In the data, extract each line that holds the string "Billion".

(Data rows)
<<<<
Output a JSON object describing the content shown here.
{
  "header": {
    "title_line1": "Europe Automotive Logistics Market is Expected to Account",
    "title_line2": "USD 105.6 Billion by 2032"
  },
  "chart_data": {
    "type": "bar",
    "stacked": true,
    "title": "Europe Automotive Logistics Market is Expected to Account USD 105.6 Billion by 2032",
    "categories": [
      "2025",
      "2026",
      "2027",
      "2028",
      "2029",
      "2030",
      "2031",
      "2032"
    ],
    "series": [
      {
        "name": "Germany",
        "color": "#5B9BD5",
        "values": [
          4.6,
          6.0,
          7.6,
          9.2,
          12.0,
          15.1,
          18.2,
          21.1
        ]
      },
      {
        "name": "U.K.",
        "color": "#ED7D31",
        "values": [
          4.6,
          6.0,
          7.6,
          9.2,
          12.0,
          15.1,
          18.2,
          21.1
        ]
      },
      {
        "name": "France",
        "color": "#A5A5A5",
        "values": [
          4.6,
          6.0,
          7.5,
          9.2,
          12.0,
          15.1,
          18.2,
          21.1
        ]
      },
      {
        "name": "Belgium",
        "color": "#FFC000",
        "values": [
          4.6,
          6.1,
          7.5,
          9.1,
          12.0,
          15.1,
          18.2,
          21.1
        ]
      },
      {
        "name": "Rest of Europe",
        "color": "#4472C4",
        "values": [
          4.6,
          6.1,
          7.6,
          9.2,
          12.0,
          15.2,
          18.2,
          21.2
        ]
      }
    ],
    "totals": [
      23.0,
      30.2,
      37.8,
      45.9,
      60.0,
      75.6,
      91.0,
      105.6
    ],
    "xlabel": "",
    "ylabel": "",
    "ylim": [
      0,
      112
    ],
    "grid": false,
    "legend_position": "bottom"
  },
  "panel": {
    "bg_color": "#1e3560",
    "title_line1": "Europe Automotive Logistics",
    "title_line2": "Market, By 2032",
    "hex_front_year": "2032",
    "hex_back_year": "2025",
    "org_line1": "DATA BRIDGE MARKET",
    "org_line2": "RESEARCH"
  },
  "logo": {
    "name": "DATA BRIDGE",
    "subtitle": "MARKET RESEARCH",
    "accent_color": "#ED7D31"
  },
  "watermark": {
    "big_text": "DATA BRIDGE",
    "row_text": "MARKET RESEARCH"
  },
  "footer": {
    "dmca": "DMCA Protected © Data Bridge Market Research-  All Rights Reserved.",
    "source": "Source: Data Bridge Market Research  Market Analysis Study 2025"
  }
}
>>>>
(Result for this task)
    "title_line2": "USD 105.6 Billion by 2032"
    "title": "Europe Automotive Logistics Market is Expected to Account USD 105.6 Billion by 2032",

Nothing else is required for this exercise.